◆ Directions ◆
Copy the records below word for word, from their first line through the line containing "870, 161, 882]", including both of those lines.

◆ Data extract ◆
--- START ---
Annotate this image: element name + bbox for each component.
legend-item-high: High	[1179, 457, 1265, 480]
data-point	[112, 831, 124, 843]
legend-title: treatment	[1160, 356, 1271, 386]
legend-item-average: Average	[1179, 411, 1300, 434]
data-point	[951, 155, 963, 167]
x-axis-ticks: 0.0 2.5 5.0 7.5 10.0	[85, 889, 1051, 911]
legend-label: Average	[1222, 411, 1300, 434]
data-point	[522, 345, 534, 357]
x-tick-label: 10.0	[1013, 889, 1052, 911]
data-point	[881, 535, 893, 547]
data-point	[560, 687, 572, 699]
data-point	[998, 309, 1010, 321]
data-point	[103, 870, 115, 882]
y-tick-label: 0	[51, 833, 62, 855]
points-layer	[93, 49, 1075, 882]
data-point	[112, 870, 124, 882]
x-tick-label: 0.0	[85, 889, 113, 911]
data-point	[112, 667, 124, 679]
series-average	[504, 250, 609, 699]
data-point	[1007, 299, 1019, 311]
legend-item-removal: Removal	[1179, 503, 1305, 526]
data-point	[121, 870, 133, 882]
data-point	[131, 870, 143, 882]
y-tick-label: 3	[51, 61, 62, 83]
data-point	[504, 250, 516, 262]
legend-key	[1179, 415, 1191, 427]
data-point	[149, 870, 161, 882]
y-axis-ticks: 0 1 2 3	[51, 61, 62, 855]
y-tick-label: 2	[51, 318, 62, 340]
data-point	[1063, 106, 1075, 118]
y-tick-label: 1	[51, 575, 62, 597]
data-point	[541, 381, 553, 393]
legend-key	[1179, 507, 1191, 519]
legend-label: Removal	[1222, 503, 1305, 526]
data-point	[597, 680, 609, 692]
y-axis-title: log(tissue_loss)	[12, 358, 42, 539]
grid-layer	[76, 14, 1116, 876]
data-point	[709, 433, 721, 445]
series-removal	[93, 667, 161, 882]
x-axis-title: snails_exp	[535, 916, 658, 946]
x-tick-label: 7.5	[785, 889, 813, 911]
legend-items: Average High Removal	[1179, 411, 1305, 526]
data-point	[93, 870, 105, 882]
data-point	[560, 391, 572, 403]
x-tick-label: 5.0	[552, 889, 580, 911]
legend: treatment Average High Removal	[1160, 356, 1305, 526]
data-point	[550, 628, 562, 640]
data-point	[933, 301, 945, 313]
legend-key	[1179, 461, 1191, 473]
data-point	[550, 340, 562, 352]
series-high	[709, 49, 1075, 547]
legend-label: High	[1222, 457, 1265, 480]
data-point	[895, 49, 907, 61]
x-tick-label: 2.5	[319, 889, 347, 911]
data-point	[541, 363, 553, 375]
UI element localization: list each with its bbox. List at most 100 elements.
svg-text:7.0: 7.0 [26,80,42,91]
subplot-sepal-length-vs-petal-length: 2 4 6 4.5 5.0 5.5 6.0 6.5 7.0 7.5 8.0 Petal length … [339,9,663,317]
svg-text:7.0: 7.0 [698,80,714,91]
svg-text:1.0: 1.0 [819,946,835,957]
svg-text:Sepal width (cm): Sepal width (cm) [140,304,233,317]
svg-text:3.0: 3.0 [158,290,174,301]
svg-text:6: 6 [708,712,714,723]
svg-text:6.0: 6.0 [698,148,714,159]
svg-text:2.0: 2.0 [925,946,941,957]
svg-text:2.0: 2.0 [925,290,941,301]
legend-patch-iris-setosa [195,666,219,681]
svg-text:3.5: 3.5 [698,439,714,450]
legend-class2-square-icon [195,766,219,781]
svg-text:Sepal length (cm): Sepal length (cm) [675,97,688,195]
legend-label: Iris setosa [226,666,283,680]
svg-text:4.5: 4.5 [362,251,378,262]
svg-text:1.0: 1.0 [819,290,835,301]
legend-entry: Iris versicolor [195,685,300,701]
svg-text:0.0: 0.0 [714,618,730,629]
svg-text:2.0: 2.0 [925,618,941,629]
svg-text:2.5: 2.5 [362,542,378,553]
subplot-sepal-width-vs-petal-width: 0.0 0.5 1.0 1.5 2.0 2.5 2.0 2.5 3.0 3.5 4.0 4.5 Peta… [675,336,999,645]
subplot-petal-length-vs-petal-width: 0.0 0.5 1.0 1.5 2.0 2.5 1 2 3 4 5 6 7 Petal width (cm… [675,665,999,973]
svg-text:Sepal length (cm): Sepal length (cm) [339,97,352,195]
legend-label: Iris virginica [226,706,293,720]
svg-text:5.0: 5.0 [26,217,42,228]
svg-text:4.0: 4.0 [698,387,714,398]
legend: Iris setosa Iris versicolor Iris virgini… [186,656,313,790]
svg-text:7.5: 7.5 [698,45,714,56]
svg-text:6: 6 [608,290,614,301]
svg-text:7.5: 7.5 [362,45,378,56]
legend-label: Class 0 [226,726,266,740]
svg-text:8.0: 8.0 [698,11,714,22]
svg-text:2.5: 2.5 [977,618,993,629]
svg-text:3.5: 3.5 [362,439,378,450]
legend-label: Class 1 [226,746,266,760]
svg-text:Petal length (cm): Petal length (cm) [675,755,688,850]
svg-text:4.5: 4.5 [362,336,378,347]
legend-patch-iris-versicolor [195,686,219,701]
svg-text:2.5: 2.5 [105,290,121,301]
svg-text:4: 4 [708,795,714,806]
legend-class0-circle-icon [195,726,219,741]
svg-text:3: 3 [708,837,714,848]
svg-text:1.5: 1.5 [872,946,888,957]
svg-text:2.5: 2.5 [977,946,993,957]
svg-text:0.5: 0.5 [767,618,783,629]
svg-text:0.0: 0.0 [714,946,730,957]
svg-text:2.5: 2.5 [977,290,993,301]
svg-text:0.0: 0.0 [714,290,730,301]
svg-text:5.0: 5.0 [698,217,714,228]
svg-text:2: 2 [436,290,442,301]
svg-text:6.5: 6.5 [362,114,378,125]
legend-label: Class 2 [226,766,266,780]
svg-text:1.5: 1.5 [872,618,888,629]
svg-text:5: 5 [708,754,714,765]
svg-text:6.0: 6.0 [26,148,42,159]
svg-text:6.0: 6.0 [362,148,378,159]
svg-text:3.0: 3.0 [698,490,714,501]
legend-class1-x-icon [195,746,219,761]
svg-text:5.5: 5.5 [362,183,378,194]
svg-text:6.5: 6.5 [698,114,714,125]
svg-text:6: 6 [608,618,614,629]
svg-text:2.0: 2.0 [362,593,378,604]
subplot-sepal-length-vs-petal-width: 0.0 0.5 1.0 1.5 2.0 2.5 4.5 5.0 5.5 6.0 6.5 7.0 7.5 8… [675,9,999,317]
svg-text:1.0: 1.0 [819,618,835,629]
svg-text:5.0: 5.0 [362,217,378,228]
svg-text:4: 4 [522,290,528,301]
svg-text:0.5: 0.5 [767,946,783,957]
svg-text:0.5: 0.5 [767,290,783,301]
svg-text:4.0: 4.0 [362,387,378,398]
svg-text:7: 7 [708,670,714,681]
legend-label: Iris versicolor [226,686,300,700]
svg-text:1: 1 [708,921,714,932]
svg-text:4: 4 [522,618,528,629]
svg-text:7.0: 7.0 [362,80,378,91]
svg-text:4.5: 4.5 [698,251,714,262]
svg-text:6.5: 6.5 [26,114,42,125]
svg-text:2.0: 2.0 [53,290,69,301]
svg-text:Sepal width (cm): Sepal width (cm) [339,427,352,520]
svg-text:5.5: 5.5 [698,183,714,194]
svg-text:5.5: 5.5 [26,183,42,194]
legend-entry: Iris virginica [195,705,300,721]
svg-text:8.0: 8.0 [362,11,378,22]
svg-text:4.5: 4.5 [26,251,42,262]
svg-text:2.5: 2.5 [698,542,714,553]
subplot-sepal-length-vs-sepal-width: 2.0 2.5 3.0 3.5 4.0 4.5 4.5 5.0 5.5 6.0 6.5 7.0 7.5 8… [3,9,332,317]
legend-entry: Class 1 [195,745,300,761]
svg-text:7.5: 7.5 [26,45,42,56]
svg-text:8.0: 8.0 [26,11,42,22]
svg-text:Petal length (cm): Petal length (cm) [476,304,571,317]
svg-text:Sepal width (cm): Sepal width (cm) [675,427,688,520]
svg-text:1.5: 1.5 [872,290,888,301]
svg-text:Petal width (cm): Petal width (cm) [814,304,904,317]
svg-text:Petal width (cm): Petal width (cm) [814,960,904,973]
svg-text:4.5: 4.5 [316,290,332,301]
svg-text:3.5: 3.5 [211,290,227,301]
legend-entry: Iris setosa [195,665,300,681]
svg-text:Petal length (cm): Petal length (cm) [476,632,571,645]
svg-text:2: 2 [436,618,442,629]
--- END ---
◆ Finished exercise ◆
Annotate this image: element name + bbox for each component.
legend-item-high: High	[1179, 457, 1265, 480]
data-point	[112, 831, 124, 843]
legend-title: treatment	[1160, 356, 1271, 386]
legend-item-average: Average	[1179, 411, 1300, 434]
data-point	[951, 155, 963, 167]
x-axis-ticks: 0.0 2.5 5.0 7.5 10.0	[85, 889, 1051, 911]
legend-label: Average	[1222, 411, 1300, 434]
data-point	[522, 345, 534, 357]
x-tick-label: 10.0	[1013, 889, 1052, 911]
data-point	[881, 535, 893, 547]
data-point	[560, 687, 572, 699]
data-point	[998, 309, 1010, 321]
data-point	[103, 870, 115, 882]
y-tick-label: 0	[51, 833, 62, 855]
points-layer	[93, 49, 1075, 882]
data-point	[112, 870, 124, 882]
x-tick-label: 0.0	[85, 889, 113, 911]
data-point	[112, 667, 124, 679]
series-average	[504, 250, 609, 699]
data-point	[1007, 299, 1019, 311]
legend-item-removal: Removal	[1179, 503, 1305, 526]
data-point	[121, 870, 133, 882]
data-point	[131, 870, 143, 882]
y-tick-label: 3	[51, 61, 62, 83]
data-point	[504, 250, 516, 262]
legend-key	[1179, 415, 1191, 427]
data-point	[149, 870, 161, 882]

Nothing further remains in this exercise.